Source document start

Was 2024 the year we finally started to understand dark energy?

An illustration of dark energy expanding a cosmic structure that resembles the symbol for infinity
An illustration of dark energy expanding a cosmic structure that resembles the symbol for infinity (Image credit: Robert Lea (created with Canva))

2024 was a big year for space science in many ways, but it may well prove to be the most important year for the universe's most troubling and mysterious "ingredient," dark energy, since its discovery almost three decades ago. This was the first year that scientists got an exciting observational hint that the force driving the accelerating expansion of the cosmos could be "growing up."

Dark energy is a serious problem for scientists. Representing 68% of the universe's total matter-energy budget, this is the force that drives the acceleration of the expansion of the universe. This phenomenon is separate from the early inflation of the universe driven by the Big Bang, which had almost drawn to a halt when dark energy took over!

To see why that is worrying, imagine giving a child on a swing a single push, watching their motion come to a halt, and then, for no discernible reason, they start swinging again, and this motion gets faster and faster.

This late-time acceleration was discovered in 1998 by two teams of astronomers making distance measurements using supernovas in faraway galaxies. "Dark energy" was just a placeholder name granted to the force driving this acceleration, with the hope that, eventually, a more accurate concept and name would emerge.

Related: What is dark energy?

Yet dark energy has remained in our recipe of the universe, its presence acting as a reminder that the main ingredient of the cosmos remains a mystery. You can compare this to Colonel Sanders' secret blend of herbs and spices, but it's more like eating at KFC and not knowing what chicken is or where it came from! Troubling indeed.

Though 2024 didn't deliver a more conclusive answer to this mystery than any of the 25 years before it, a significant chink has appeared in the armor of dark energy, a tantalizing hint that could put scientists on the right path to solving this pressing cosmological puzzle.

2024 was DESI's year

These new dark energy hints came as a result of the first year of data delivered by the Dark Energy Spectroscopic Instrument (DESI), which resulted in one of the deepest maps of the cosmos ever constructed.

The 5,000 robotic eyes of DESI collect light from millions of galaxies across over a third of the sky over Earth, breaking this down into a spectrum of colors. DESI data have allowed scientists to measure the change in the wavelengths of light from distant galaxies as they are carried away from us on the expanding fabric of space-time, a phenomenon called "redshift."

DESI's results gave scientists a hint that dark energy is changing over time. In particular, it appears that this mysterious force is weakening.

This is significant, as in our current best model of cosmology — the Standard Model or the Lambda Cold Dark Matter (LCDM) model — dark energy is represented by the cosmological constant (marked by the Greek letter lambda). The cosmological constant is supposed to be constant over time in the LCDM model.

"The release of these results was a great day for cosmology, pointing to a 'decreasing' effect of the dark energy over time, meaning it is evolving and, therefore, not constant after all," Luz Ángela García Peñaloza, former DESI team member and a cosmologist at the Universidad ECCI in Colombia, told Space.com in April 2024 when the DESI data dropped. "The discovery of evolving dark energy would be as revolutionary as the discovery of the accelerated expansion of the universe itself if confirmed with future data."

Space.com caught up with García Peñaloza to reflect on the impact of this discovery further and to discuss how cosmologists of the future may look back at 2024.

Source document end

- Short problem 1 -
Output the passage of the dark energy article starting at "Yet dark energy" and ending at "pressing cosmological puzzle.", word for word.
- Short problem 2 -
Write the next part of the dark energy article, picking up after its last sentence.
The entries that follow were drawn from a separate source.

Entries start

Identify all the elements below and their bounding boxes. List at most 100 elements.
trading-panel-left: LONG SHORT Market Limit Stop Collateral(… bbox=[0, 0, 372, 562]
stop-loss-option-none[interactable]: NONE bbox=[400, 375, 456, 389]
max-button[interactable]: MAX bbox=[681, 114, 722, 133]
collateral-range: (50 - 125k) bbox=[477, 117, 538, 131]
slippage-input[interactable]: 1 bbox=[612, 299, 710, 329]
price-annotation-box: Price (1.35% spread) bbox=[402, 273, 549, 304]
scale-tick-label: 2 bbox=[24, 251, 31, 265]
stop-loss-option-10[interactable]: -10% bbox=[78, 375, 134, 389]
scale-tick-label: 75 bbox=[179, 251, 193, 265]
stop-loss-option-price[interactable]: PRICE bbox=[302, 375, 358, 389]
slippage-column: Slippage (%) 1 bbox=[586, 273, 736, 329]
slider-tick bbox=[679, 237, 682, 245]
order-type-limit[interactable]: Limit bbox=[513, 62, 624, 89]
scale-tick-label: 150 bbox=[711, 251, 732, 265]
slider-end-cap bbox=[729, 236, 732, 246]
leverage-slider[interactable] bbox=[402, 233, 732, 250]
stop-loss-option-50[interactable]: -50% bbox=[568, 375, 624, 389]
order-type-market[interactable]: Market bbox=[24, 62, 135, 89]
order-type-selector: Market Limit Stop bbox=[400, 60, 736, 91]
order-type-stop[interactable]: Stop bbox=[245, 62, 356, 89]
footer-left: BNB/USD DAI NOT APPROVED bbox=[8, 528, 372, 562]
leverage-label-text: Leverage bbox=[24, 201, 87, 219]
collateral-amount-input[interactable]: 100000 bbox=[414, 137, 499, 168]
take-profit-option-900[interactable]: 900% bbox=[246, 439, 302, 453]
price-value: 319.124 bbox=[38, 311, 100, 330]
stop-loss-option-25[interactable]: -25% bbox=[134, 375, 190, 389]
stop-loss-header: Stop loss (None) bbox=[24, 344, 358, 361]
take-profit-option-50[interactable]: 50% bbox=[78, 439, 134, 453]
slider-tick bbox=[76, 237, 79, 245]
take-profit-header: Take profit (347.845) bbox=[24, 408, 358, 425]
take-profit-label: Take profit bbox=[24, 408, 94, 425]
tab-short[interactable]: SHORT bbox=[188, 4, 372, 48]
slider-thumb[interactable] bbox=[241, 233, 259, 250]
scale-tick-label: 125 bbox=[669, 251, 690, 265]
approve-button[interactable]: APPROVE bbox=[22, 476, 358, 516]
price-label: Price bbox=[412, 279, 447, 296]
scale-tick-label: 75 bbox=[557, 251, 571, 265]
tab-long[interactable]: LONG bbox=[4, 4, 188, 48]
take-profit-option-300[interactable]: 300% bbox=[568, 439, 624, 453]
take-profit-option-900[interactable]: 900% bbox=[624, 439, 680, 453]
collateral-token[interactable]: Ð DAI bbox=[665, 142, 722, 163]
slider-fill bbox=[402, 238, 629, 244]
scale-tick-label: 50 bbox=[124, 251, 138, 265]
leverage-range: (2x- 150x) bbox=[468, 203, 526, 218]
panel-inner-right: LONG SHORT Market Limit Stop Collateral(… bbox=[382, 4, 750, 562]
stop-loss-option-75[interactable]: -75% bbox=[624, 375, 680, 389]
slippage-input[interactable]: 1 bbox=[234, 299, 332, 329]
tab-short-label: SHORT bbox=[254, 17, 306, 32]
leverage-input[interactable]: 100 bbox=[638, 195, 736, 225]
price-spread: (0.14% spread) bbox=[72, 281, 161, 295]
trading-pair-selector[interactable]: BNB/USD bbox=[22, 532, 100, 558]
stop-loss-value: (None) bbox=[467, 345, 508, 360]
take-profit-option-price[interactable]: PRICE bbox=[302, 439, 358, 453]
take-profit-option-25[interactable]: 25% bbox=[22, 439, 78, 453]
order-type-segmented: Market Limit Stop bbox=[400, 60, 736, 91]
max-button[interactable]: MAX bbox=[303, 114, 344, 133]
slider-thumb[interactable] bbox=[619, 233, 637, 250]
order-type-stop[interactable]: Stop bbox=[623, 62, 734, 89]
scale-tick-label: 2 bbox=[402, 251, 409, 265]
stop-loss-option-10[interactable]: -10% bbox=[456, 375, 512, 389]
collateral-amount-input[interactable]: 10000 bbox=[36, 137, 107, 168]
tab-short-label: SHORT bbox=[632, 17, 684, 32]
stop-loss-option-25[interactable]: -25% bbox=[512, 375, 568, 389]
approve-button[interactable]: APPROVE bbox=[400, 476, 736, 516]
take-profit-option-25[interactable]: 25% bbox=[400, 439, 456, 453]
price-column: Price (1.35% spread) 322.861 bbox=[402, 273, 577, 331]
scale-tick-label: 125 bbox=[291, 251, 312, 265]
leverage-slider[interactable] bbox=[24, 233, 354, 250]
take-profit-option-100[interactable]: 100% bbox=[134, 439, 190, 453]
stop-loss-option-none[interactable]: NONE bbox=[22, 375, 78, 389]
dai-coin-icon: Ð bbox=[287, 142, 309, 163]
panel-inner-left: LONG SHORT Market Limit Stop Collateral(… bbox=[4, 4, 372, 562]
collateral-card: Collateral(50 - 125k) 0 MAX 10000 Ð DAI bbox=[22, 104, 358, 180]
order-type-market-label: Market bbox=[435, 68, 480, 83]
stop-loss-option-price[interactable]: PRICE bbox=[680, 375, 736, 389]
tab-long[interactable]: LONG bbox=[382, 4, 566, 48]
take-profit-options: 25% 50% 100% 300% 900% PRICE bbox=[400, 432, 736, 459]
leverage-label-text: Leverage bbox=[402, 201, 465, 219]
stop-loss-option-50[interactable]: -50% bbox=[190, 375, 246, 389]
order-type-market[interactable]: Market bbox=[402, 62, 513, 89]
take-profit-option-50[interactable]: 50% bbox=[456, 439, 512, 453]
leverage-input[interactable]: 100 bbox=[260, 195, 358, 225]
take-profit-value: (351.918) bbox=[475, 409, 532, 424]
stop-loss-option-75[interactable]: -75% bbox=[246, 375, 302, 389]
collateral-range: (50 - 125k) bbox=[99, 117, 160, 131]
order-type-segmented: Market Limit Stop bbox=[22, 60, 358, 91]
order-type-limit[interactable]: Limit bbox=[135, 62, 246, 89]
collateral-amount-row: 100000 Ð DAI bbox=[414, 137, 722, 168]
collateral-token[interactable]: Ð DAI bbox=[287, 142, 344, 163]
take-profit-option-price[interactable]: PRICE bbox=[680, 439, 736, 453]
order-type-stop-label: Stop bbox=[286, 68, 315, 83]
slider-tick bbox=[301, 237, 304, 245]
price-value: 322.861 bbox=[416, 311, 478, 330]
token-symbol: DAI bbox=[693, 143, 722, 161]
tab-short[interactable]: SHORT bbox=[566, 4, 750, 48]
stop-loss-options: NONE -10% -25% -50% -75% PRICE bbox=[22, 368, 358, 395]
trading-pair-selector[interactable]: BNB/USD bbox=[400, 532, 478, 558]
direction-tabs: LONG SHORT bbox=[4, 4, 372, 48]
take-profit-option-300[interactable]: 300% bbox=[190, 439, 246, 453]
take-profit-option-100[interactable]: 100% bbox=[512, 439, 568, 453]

Entries end

- Expected output 1 -
Yet dark energy has remained in our recipe of the universe, its presence acting as a reminder that the main ingredient of the cosmos remains a mystery. You can compare this to Colonel Sanders' secret blend of herbs and spices, but it's more like eating at KFC and not knowing what chicken is or where it came from! Troubling indeed.

Though 2024 didn't deliver a more conclusive answer to this mystery than any of the 25 years before it, a significant chink has appeared in the armor of dark energy, a tantalizing hint that could put scientists on the right path to solving this pressing cosmological puzzle.

- Expected output 2 -
"Up to this year, most observations were consistent, with dark energy being the cosmological constant. Nonetheless, 2024 was full of hints pointing out this might not be the case," García Peñaloza said. "A number of cosmic surveys have disfavored the cosmological constant, and instead, they are showing promising results for dark energy to evolve in time."

Dark energy gets dynamic!

The hint that dark energy could be weakening, or changing in any way, was a real shock to cosmologists. As García Peñaloza pointed out, until now, observations have been consistent with an "equation of state" for the universe in which the cosmological constant and, thus, dark energy are constant over time.

García Peñaloza said that this diversion from that consistency "opens the window" to models of the cosmos that include a type of dark energy that varies with time. That could mean the end of the cosmological constant and the emergence of "dynamical dark energy."

One dynamical dark energy idea that was favored by García Peñaloza even before the DESI results became available was an "early dark energy" (EDE) model. This idea revolves around the fact that, though dark energy dominates the universe now, that wasn't always the case.

Until around 4 billion to 5 billion years ago, matter had dominated the universe, and before that, radiation driving BIg Bang-related inflation had ruled supreme. EDE models suggest that dark energy didn't just come from nowhere to start ruling the cosmos when it was between 9 and 10 billion years old; dark energy had been there all along, playing a non-negligible role.

That means it is dynamic and changing. The first DESI data seems to back that concept.

Related: What is the Big Bang theory?

diagram showing the universe's expansion over time.

A diagram depicting the evolution of the universe showing today's dark energy dominated epoch. But was this mysyerious force there all along? (Image credit: NASA/WMAP Science Team/Art by Dana Berry)

Cosmologists won't be too sad to see the end of the cosmological constant, if it turns out that dark energy is indeed evolving.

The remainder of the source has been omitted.